● TASK STATEMENT: Lift every line from the entries that includes the word "성균관대학교".

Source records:
______________________________

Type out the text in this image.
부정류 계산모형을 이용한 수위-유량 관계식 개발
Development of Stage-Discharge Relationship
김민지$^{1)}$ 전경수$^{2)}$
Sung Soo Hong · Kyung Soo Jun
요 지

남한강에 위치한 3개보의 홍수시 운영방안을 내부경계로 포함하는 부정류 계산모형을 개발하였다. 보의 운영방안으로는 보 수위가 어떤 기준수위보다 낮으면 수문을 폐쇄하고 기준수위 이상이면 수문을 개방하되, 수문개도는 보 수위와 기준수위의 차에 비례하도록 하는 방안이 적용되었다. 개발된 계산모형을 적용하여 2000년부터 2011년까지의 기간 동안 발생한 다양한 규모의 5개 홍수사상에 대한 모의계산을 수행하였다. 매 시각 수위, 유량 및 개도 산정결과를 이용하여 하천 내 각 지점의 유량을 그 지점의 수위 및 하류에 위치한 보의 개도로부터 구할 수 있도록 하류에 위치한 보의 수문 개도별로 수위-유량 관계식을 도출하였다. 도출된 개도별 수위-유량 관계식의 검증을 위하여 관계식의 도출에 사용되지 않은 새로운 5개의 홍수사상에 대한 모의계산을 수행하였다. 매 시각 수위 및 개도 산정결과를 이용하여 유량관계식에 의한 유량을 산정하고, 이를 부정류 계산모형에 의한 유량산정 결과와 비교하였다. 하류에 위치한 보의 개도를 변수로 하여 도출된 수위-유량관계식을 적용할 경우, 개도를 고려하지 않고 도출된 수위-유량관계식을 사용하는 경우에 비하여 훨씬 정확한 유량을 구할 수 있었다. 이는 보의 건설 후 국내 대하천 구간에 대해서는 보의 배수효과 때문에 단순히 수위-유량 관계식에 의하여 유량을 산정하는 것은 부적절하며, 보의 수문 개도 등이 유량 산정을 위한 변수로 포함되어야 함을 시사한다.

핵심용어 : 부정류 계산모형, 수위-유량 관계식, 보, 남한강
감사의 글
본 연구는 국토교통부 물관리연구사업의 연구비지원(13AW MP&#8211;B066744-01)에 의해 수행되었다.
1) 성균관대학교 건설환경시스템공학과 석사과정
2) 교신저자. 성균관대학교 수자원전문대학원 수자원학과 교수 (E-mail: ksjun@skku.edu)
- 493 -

______________________________

● IN RESPONSE:
1) 성균관대학교 건설환경시스템공학과 석사과정
2) 교신저자. 성균관대학교 수자원전문대학원 수자원학과 교수 (E-mail: ksjun@skku.edu)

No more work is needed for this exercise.